* EXERCISE TEXT *

++++++++

Bill Loveless:  It sounds like it was a good start.

 

[00:03:14]

Emily Reichart:  It was actually a lot of fun.  I loved being thrown in a room with, I mean, I’m a physical chemist with mechanical engineer and electronics engineer, you know, biologists, all these folks just coming together, brainstorming to be able to solve a technical problem and that’s what we did and that’s really how I started my career.  A couple of years in, folks kind of saw that I had the ability not only to do the technical but also to do something that was a little bit rare in a scientist.  Get people to do things on time and on budget and have them enjoy that.

 

[00:03:48]

Bill Loveless:  Some organization skills.

 

[00:03:49]

Emily Reichart:  Some organization, business skills, kind of an interest in management which I think again is kind of unusual in a scientist.  Often want to stay more in the laboratory environment.  But for me, I like people and I like science and so it was just kind of a matter of time before that would evolve.  So I started managing a team and then a bigger time and then really ultimately the company that I was part of transitioned.  I moved along with one of the pieces that spun out called TIAX.  And that company, I ultimately ended up running about a quarter of the revenues and managing about a quarter of the people.  And along the way, in that company, I kind of had an epiphany at some point where I was doing a lot of, you know, solving problems for big companies, also solving problems for the government.  A lot of government contracting and realizing I needed to wake up every morning and go to work and there was something a little bit missing this that.

++++++++

* PROBLEM A *
Answer these questions about the interview transcript:
(i) What kind of scientist does Emily Reichart say she is?
(ii) What was the name of the spun-out company she moved along with?
(iii) What share of that company's revenues did she end up running?
* PROBLEM B *
In the interview transcript, which kinds of specialists does Emily Reichart name as coming together in the room to solve a technical problem?
* PROBLEM C *
Can you carry on the interview transcript with Emily Reichart from where it stops?

Document understanding data:

++++++++

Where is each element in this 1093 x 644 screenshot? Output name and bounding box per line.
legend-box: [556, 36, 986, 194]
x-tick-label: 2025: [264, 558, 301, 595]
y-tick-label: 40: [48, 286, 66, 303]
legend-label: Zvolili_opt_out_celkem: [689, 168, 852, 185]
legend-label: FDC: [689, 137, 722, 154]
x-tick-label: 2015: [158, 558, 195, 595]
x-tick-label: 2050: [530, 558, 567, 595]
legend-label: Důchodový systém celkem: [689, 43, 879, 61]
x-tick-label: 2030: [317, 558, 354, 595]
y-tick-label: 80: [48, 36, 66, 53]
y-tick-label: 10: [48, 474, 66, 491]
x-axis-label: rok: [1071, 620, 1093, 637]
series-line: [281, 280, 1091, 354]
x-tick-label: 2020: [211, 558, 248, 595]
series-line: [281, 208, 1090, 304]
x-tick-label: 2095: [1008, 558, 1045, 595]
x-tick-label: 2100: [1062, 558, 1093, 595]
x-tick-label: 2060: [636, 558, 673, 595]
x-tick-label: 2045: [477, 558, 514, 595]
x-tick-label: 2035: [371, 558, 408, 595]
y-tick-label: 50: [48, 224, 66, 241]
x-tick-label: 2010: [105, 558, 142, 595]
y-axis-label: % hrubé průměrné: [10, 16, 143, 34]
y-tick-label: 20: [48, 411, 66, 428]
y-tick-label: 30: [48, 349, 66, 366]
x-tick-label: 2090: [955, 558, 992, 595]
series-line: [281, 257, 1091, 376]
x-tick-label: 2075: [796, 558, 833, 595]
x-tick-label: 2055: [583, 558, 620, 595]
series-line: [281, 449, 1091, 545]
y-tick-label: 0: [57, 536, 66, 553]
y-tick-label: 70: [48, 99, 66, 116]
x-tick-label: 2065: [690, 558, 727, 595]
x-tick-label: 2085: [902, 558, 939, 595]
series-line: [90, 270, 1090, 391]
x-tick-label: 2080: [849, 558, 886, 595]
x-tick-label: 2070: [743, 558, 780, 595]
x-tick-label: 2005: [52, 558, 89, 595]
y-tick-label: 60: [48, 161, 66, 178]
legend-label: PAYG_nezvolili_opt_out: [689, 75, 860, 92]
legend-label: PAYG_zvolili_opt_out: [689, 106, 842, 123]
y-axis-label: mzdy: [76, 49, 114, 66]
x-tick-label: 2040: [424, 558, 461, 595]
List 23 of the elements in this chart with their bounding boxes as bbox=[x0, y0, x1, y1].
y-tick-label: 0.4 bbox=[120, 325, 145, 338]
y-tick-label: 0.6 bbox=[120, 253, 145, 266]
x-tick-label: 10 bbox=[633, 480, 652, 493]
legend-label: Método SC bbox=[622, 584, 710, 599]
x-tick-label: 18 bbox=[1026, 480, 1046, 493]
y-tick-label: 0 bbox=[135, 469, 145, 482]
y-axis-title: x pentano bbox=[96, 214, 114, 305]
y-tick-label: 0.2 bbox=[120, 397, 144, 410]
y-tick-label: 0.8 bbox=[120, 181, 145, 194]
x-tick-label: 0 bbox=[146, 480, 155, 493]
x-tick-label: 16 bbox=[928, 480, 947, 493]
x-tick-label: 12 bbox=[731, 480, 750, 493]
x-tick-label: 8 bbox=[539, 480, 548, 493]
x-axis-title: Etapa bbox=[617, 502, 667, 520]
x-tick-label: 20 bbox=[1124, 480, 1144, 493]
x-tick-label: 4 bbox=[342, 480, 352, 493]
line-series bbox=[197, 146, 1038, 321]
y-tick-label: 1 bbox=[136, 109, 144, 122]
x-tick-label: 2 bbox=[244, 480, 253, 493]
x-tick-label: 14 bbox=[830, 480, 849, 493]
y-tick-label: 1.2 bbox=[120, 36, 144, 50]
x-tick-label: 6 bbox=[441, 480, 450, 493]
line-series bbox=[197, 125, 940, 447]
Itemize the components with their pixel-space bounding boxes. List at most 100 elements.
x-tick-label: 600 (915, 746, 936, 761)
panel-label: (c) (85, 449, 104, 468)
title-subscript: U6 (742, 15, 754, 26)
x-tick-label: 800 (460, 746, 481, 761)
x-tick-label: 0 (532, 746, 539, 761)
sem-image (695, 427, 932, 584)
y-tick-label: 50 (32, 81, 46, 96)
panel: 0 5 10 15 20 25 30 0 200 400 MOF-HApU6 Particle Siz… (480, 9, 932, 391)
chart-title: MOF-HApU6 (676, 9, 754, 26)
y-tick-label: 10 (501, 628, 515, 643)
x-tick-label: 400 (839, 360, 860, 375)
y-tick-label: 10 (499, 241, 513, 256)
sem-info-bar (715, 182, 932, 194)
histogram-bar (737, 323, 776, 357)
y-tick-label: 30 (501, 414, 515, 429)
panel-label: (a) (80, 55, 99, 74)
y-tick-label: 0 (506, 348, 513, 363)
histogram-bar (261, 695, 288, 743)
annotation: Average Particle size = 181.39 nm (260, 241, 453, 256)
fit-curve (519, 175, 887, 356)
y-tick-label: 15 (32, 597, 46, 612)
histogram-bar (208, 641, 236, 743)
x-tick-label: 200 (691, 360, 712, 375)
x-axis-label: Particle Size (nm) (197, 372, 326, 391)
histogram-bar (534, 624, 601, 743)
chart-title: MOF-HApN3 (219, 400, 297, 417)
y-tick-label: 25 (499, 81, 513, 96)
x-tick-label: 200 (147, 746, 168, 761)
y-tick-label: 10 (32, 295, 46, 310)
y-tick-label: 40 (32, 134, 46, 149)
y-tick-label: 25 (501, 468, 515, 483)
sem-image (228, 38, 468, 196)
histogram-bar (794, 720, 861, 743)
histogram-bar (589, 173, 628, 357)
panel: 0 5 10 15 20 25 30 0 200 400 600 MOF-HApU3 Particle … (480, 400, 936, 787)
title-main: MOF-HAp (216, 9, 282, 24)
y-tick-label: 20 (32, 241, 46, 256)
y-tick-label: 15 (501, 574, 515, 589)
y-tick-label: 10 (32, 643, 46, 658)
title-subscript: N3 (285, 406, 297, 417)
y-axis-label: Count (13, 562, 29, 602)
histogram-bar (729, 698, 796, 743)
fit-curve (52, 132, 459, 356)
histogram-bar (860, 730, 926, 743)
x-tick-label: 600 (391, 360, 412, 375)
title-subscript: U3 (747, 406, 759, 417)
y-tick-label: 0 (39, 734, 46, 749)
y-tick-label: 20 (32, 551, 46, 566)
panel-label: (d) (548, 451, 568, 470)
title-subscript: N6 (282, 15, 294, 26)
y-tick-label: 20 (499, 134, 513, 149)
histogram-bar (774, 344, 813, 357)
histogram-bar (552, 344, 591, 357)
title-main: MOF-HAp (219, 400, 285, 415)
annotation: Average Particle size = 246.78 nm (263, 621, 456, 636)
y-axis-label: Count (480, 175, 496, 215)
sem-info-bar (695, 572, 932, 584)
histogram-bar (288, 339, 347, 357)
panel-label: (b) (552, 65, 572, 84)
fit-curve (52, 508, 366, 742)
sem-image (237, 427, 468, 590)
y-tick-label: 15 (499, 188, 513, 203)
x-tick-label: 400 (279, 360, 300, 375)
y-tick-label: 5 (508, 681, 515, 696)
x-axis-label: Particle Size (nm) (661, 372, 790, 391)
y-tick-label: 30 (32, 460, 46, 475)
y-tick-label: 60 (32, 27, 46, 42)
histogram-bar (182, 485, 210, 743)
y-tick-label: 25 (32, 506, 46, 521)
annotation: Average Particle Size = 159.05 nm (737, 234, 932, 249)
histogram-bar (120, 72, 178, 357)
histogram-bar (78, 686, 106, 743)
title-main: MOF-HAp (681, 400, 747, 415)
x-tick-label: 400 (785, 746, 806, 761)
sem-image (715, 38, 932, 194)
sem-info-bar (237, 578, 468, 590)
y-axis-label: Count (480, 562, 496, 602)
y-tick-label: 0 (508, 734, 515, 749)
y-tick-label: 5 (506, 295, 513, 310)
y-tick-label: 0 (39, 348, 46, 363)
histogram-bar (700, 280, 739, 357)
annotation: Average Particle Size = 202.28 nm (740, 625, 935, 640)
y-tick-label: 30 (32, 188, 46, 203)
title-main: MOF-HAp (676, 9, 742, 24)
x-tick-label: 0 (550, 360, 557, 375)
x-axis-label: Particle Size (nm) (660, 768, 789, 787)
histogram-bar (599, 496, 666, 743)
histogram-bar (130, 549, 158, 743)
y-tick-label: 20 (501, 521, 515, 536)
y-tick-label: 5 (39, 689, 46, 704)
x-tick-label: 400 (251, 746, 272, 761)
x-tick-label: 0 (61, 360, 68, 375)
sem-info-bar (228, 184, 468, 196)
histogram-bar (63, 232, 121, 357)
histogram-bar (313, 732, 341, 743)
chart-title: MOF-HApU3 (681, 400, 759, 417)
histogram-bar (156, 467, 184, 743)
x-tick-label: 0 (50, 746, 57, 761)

++++++++

* RESULT A *
(i) A physical chemist
(ii) TIAX
(iii) About a quarter

* RESULT B *
Physical chemist, mechanical engineer, electronics engineer, and biologists.

* RESULT C *
 

[00:04:50]

 

Bill Loveless:  What was that?

 

[00:04:51]

Emily Reichart:  That was, what am I doing with my training? What am I… I’ve been in school for 20 something years and I’m kind of helping one company make a little bit of a profit.  And that’s what I’m doing as an individual even managing a team and so around that time, someone on my team introduced me to the concept of green chemistry.  For those in your audience who may not know, green chemistry is really all about making chemistry more environmentally friendly.  So, reducing the toxicity of chemical products.  Making products that have less impact on the environments such as the amount of heat and chemical reaction, the amount of water used.  Many other factors that make chemistry more friendly for the environment.  And so I brought really a team that was I managing together around this concept of hey, we’re already helping companies to solve similar problems.  Could we be really moving forward towards doing more this type of work, green chemistry.

 

[00:05:58]

Bill Loveless:  And at the same time, it seems, you were looking for a sense of community too.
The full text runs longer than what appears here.